● Work to do
Copy every line with the string "icon" in it.

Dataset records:

··········

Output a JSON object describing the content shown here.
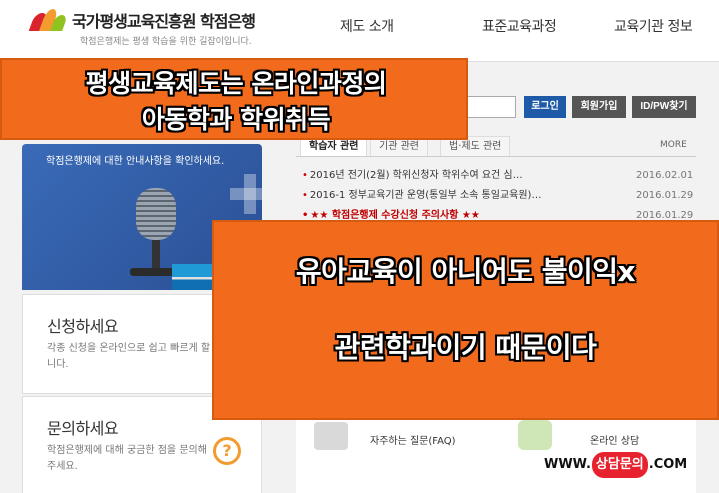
{
  "header": {
    "logo_text": "국가평생교육진흥원 학점은행",
    "logo_sub": "학점은행제는 평생 학습을 위한 길잡이입니다.",
    "nav": [
      "제도 소개",
      "표준교육과정",
      "교육기관 정보"
    ]
  },
  "hero": {
    "text": "학점은행제에 대한 안내사항을 확인하세요."
  },
  "cards": [
    {
      "title": "신청하세요",
      "desc": "각종 신청을 온라인으로 쉽고 빠르게 할 수 있습니다."
    },
    {
      "title": "문의하세요",
      "desc": "학점은행제에 대해 궁금한 점을 문의해주세요."
    }
  ],
  "login": {
    "login_label": "로그인",
    "join_label": "회원가입",
    "find_label": "ID/PW찾기"
  },
  "news": {
    "tabs": [
      "학습자 관련",
      "기관 관련",
      "법·제도 관련"
    ],
    "more_label": "MORE",
    "items": [
      {
        "title": "2016년 전기(2월) 학위신청자 학위수여 요건 심…",
        "date": "2016.02.01",
        "highlight": false
      },
      {
        "title": "2016-1 정부교육기관 운영(통일부 소속 통일교육원)…",
        "date": "2016.01.29",
        "highlight": false
      },
      {
        "title": "★★ 학점은행제 수강신청 주의사항 ★★",
        "date": "2016.01.29",
        "highlight": true
      }
    ]
  },
  "services": {
    "faq_label": "자주하는 질문(FAQ)",
    "counsel_label": "온라인 상담"
  },
  "overlay": {
    "banner1_line1": "평생교육제도는 온라인과정의",
    "banner1_line2": "아동학과 학위취득",
    "banner2_line1": "유아교육이 아니어도 불이익x",
    "banner2_line2": "관련학과이기 때문이다"
  },
  "watermark": {
    "prefix": "WWW.",
    "pill": "상담문의",
    "suffix": ".COM"
  },
  "colors": {
    "accent_orange": "#f26b1d",
    "login_blue": "#1e5aa8",
    "news_red": "#c00000"
  }
}
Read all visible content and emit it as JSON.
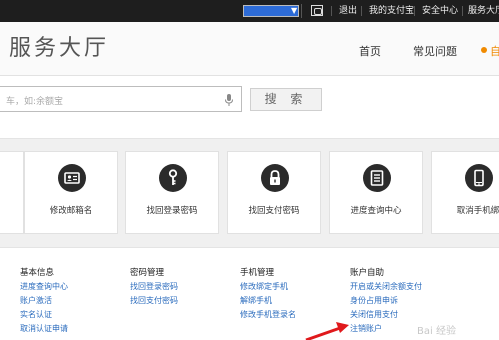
{
  "topbar": {
    "logout": "退出",
    "my_alipay": "我的支付宝",
    "security_center": "安全中心",
    "service_center": "服务大厅"
  },
  "header": {
    "title": "服务大厅",
    "nav": [
      "首页",
      "常见问题"
    ]
  },
  "search": {
    "placeholder": "车，如:余额宝",
    "button": "搜 索"
  },
  "services": [
    {
      "label": "修改邮箱名",
      "icon": "id-card-icon"
    },
    {
      "label": "找回登录密码",
      "icon": "key-icon"
    },
    {
      "label": "找回支付密码",
      "icon": "lock-icon"
    },
    {
      "label": "进度查询中心",
      "icon": "document-icon"
    },
    {
      "label": "取消手机绑",
      "icon": "phone-icon"
    }
  ],
  "link_columns": [
    {
      "title": "基本信息",
      "links": [
        "进度查询中心",
        "账户激活",
        "实名认证",
        "取消认证申请"
      ]
    },
    {
      "title": "密码管理",
      "links": [
        "找回登录密码",
        "找回支付密码"
      ]
    },
    {
      "title": "手机管理",
      "links": [
        "修改绑定手机",
        "解绑手机",
        "修改手机登录名"
      ]
    },
    {
      "title": "账户自助",
      "links": [
        "开启或关闭余额支付",
        "身份占用申诉",
        "关闭信用支付",
        "注销账户"
      ]
    }
  ],
  "annotation_color": "#e0191c",
  "accent_color": "#f08a00"
}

··········

● Response for this exercise
      "icon": "id-card-icon"
      "icon": "key-icon"
      "icon": "lock-icon"
      "icon": "document-icon"
      "icon": "phone-icon"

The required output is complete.